# GIVEN DATA start

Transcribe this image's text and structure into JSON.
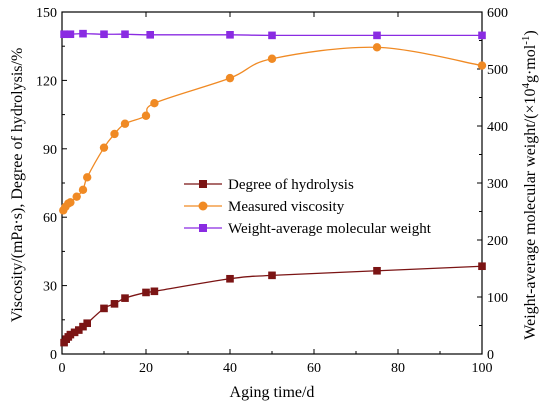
{
  "chart_data": {
    "type": "line",
    "xlabel": "Aging time/d",
    "ylabel_left": "Viscosity/(mPa·s), Degree of hydrolysis/%",
    "ylabel_right_prefix": "Weight-average molecular weight/(×10",
    "ylabel_right_sup1": "4",
    "ylabel_right_mid": "g·mol",
    "ylabel_right_sup2": "-1",
    "ylabel_right_suffix": ")",
    "xlim": [
      0,
      100
    ],
    "ylim_left": [
      0,
      150
    ],
    "ylim_right": [
      0,
      600
    ],
    "x_ticks": [
      "0",
      "20",
      "40",
      "60",
      "80",
      "100"
    ],
    "y_left_ticks": [
      "0",
      "30",
      "60",
      "90",
      "120",
      "150"
    ],
    "y_right_ticks": [
      "0",
      "100",
      "200",
      "300",
      "400",
      "500",
      "600"
    ],
    "grid": false,
    "legend_position": "center-right",
    "series": [
      {
        "name": "Degree of hydrolysis",
        "axis": "left",
        "color": "#7b1414",
        "marker": "square",
        "x": [
          0.5,
          1,
          1.5,
          2,
          3,
          4,
          5,
          6,
          10,
          12.5,
          15,
          20,
          22,
          40,
          50,
          75,
          100
        ],
        "y": [
          5,
          6.5,
          7.5,
          8.5,
          9.5,
          10.5,
          12,
          13.5,
          20,
          22,
          24.5,
          27,
          27.5,
          33,
          34.5,
          36.5,
          38.5
        ]
      },
      {
        "name": "Measured viscosity",
        "axis": "left",
        "color": "#f08a24",
        "marker": "circle",
        "x": [
          0.3,
          0.8,
          1.5,
          2,
          3.5,
          5,
          6,
          10,
          12.5,
          15,
          20,
          22,
          40,
          50,
          75,
          100
        ],
        "y": [
          63,
          64.5,
          66,
          66.5,
          69,
          72,
          77.5,
          90.5,
          96.5,
          101,
          104.5,
          110,
          121,
          129.5,
          134.5,
          126.5
        ]
      },
      {
        "name": "Weight-average molecular weight",
        "axis": "right",
        "color": "#8a2be2",
        "marker": "square",
        "x": [
          0.5,
          2,
          5,
          10,
          15,
          21,
          40,
          50,
          75,
          100
        ],
        "y": [
          561,
          561,
          562,
          561,
          561,
          560,
          560,
          559,
          559,
          559
        ]
      }
    ]
  }
}
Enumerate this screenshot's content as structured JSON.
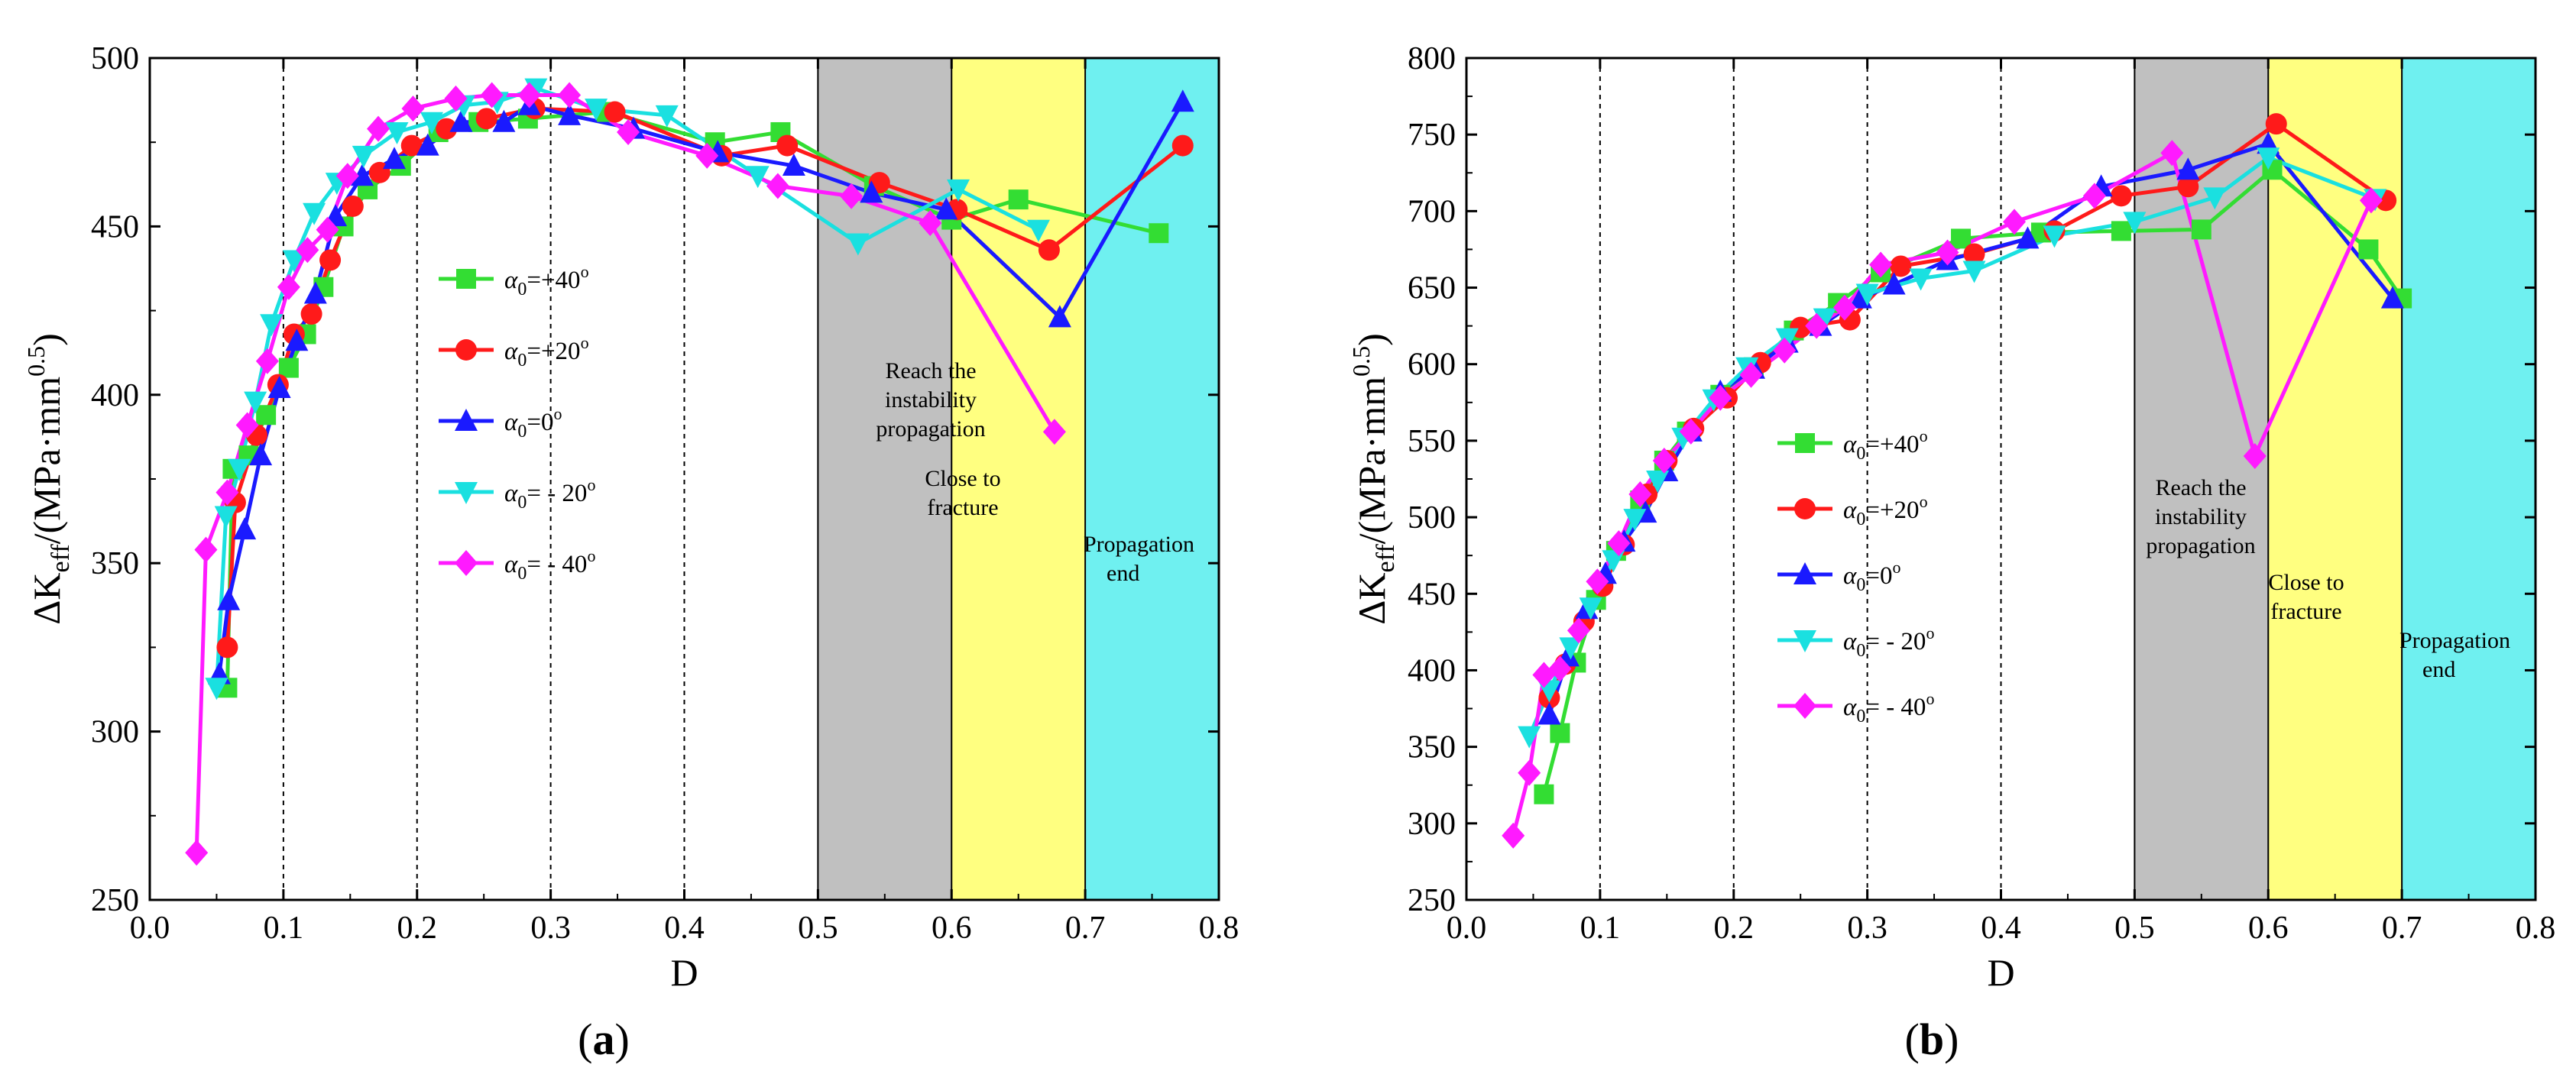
{
  "chart_data": [
    {
      "type": "line",
      "panel_label": "(a)",
      "xlabel": "D",
      "ylabel": "ΔKeff/(MPa·mm0.5)",
      "xlim": [
        0.0,
        0.8
      ],
      "ylim": [
        250,
        500
      ],
      "xticks": [
        "0.0",
        "0.1",
        "0.2",
        "0.3",
        "0.4",
        "0.5",
        "0.6",
        "0.7",
        "0.8"
      ],
      "yticks": [
        "250",
        "300",
        "350",
        "400",
        "450",
        "500"
      ],
      "gridlines_x": [
        0.1,
        0.2,
        0.3,
        0.4
      ],
      "legend_position": "center-left",
      "zones": [
        {
          "from": 0.5,
          "to": 0.6,
          "color": "#c0c0c0",
          "lines": [
            "Reach the",
            "instability",
            "propagation"
          ]
        },
        {
          "from": 0.6,
          "to": 0.7,
          "color": "#ffff80",
          "lines": [
            "Close to",
            "fracture"
          ]
        },
        {
          "from": 0.7,
          "to": 0.8,
          "color": "#6ff0f0",
          "lines": [
            "Propagation",
            "end"
          ]
        }
      ],
      "series": [
        {
          "name": "α0=+40°",
          "label_main": "α",
          "label_sub": "0",
          "label_rest": "=+40",
          "label_sup": "o",
          "color": "#33dd33",
          "marker": "square",
          "x": [
            0.058,
            0.062,
            0.074,
            0.087,
            0.104,
            0.117,
            0.13,
            0.145,
            0.163,
            0.188,
            0.216,
            0.246,
            0.283,
            0.342,
            0.423,
            0.472,
            0.542,
            0.6,
            0.65,
            0.755
          ],
          "y": [
            313,
            378,
            382,
            394,
            408,
            418,
            432,
            450,
            461,
            468,
            478,
            481,
            482,
            484,
            475,
            478,
            462,
            452,
            458,
            448
          ]
        },
        {
          "name": "α0=+20°",
          "label_main": "α",
          "label_sub": "0",
          "label_rest": "=+20",
          "label_sup": "o",
          "color": "#ff1a1a",
          "marker": "circle",
          "x": [
            0.058,
            0.064,
            0.08,
            0.096,
            0.108,
            0.121,
            0.135,
            0.152,
            0.172,
            0.196,
            0.222,
            0.252,
            0.288,
            0.348,
            0.428,
            0.477,
            0.546,
            0.604,
            0.673,
            0.773
          ],
          "y": [
            325,
            368,
            388,
            403,
            418,
            424,
            440,
            456,
            466,
            474,
            479,
            482,
            485,
            484,
            471,
            474,
            463,
            455,
            443,
            474
          ]
        },
        {
          "name": "α0=0°",
          "label_main": "α",
          "label_sub": "0",
          "label_rest": "=0",
          "label_sup": "o",
          "color": "#1a1aff",
          "marker": "triangle",
          "x": [
            0.052,
            0.059,
            0.071,
            0.083,
            0.097,
            0.11,
            0.124,
            0.139,
            0.159,
            0.183,
            0.208,
            0.233,
            0.265,
            0.284,
            0.314,
            0.362,
            0.425,
            0.482,
            0.54,
            0.596,
            0.681,
            0.773
          ],
          "y": [
            317,
            339,
            360,
            382,
            402,
            416,
            430,
            453,
            465,
            470,
            474,
            481,
            481,
            486,
            483,
            479,
            472,
            468,
            460,
            455,
            423,
            487
          ]
        },
        {
          "name": "α0= - 20°",
          "label_main": "α",
          "label_sub": "0",
          "label_rest": "= - 20",
          "label_sup": "o",
          "color": "#1ae0e0",
          "marker": "triangle-down",
          "x": [
            0.05,
            0.057,
            0.067,
            0.079,
            0.091,
            0.108,
            0.123,
            0.14,
            0.16,
            0.185,
            0.211,
            0.235,
            0.26,
            0.289,
            0.334,
            0.387,
            0.455,
            0.53,
            0.605,
            0.665
          ],
          "y": [
            313,
            364,
            378,
            398,
            421,
            440,
            454,
            463,
            471,
            478,
            481,
            486,
            487,
            491,
            485,
            483,
            465,
            445,
            461,
            449
          ]
        },
        {
          "name": "α0= - 40°",
          "label_main": "α",
          "label_sub": "0",
          "label_rest": "= - 40",
          "label_sup": "o",
          "color": "#ff1aff",
          "marker": "diamond",
          "x": [
            0.035,
            0.042,
            0.058,
            0.073,
            0.088,
            0.104,
            0.118,
            0.133,
            0.148,
            0.171,
            0.197,
            0.229,
            0.256,
            0.284,
            0.314,
            0.358,
            0.417,
            0.47,
            0.525,
            0.584,
            0.677
          ],
          "y": [
            264,
            354,
            371,
            391,
            410,
            432,
            443,
            449,
            465,
            479,
            485,
            488,
            489,
            489,
            489,
            478,
            471,
            462,
            459,
            451,
            389
          ]
        }
      ]
    },
    {
      "type": "line",
      "panel_label": "(b)",
      "xlabel": "D",
      "ylabel": "ΔKeff/(MPa·mm0.5)",
      "xlim": [
        0.0,
        0.8
      ],
      "ylim": [
        250,
        800
      ],
      "xticks": [
        "0.0",
        "0.1",
        "0.2",
        "0.3",
        "0.4",
        "0.5",
        "0.6",
        "0.7",
        "0.8"
      ],
      "yticks": [
        "250",
        "300",
        "350",
        "400",
        "450",
        "500",
        "550",
        "600",
        "650",
        "700",
        "750",
        "800"
      ],
      "gridlines_x": [
        0.1,
        0.2,
        0.3,
        0.4
      ],
      "legend_position": "center-left",
      "zones": [
        {
          "from": 0.5,
          "to": 0.6,
          "color": "#c0c0c0",
          "lines": [
            "Reach the",
            "instability",
            "propagation"
          ]
        },
        {
          "from": 0.6,
          "to": 0.7,
          "color": "#ffff80",
          "lines": [
            "Close to",
            "fracture"
          ]
        },
        {
          "from": 0.7,
          "to": 0.8,
          "color": "#6ff0f0",
          "lines": [
            "Propagation",
            "end"
          ]
        }
      ],
      "series": [
        {
          "name": "α0=+40°",
          "label_main": "α",
          "label_sub": "0",
          "label_rest": "=+40",
          "label_sup": "o",
          "color": "#33dd33",
          "marker": "square",
          "x": [
            0.058,
            0.07,
            0.082,
            0.097,
            0.112,
            0.13,
            0.148,
            0.165,
            0.19,
            0.215,
            0.245,
            0.278,
            0.31,
            0.37,
            0.43,
            0.49,
            0.55,
            0.603,
            0.675,
            0.7
          ],
          "y": [
            319,
            359,
            405,
            446,
            478,
            511,
            537,
            556,
            580,
            598,
            622,
            640,
            660,
            682,
            686,
            687,
            688,
            727,
            675,
            643
          ]
        },
        {
          "name": "α0=+20°",
          "label_main": "α",
          "label_sub": "0",
          "label_rest": "=+20",
          "label_sup": "o",
          "color": "#ff1a1a",
          "marker": "circle",
          "x": [
            0.062,
            0.074,
            0.088,
            0.102,
            0.118,
            0.135,
            0.15,
            0.17,
            0.195,
            0.22,
            0.25,
            0.287,
            0.325,
            0.38,
            0.44,
            0.49,
            0.54,
            0.606,
            0.688
          ],
          "y": [
            382,
            404,
            432,
            455,
            482,
            515,
            537,
            558,
            578,
            601,
            624,
            629,
            664,
            672,
            687,
            710,
            716,
            757,
            707
          ]
        },
        {
          "name": "α0=0°",
          "label_main": "α",
          "label_sub": "0",
          "label_rest": "=0",
          "label_sup": "o",
          "color": "#1a1aff",
          "marker": "triangle",
          "x": [
            0.062,
            0.076,
            0.09,
            0.104,
            0.118,
            0.134,
            0.15,
            0.168,
            0.19,
            0.215,
            0.24,
            0.265,
            0.295,
            0.32,
            0.36,
            0.42,
            0.475,
            0.54,
            0.6,
            0.693
          ],
          "y": [
            371,
            409,
            440,
            463,
            484,
            503,
            530,
            556,
            582,
            597,
            614,
            625,
            643,
            652,
            668,
            682,
            716,
            727,
            744,
            643
          ]
        },
        {
          "name": "α0= - 20°",
          "label_main": "α",
          "label_sub": "0",
          "label_rest": "= - 20",
          "label_sup": "o",
          "color": "#1ae0e0",
          "marker": "triangle-down",
          "x": [
            0.047,
            0.062,
            0.078,
            0.093,
            0.11,
            0.126,
            0.143,
            0.162,
            0.185,
            0.21,
            0.24,
            0.268,
            0.3,
            0.34,
            0.38,
            0.44,
            0.5,
            0.56,
            0.6,
            0.68
          ],
          "y": [
            357,
            387,
            415,
            441,
            472,
            499,
            524,
            552,
            577,
            598,
            617,
            630,
            646,
            656,
            661,
            684,
            693,
            709,
            735,
            708
          ]
        },
        {
          "name": "α0= - 40°",
          "label_main": "α",
          "label_sub": "0",
          "label_rest": "= - 40",
          "label_sup": "o",
          "color": "#ff1aff",
          "marker": "diamond",
          "x": [
            0.035,
            0.047,
            0.058,
            0.07,
            0.084,
            0.098,
            0.114,
            0.13,
            0.148,
            0.168,
            0.19,
            0.213,
            0.238,
            0.262,
            0.283,
            0.31,
            0.36,
            0.41,
            0.47,
            0.528,
            0.59,
            0.677
          ],
          "y": [
            292,
            333,
            397,
            401,
            426,
            458,
            483,
            515,
            537,
            556,
            578,
            593,
            609,
            625,
            637,
            665,
            673,
            693,
            710,
            738,
            540,
            707
          ]
        }
      ]
    }
  ]
}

# GIVEN DATA end

■ **REQUIRED TASK**
Find each line in the records holding the string "Weight" and show it.

■ **OUTPUT FOR THIS TASK**
    "ylabel_right_prefix": "Weight-average molecular weight/(×10",
        "name": "Weight-average molecular weight",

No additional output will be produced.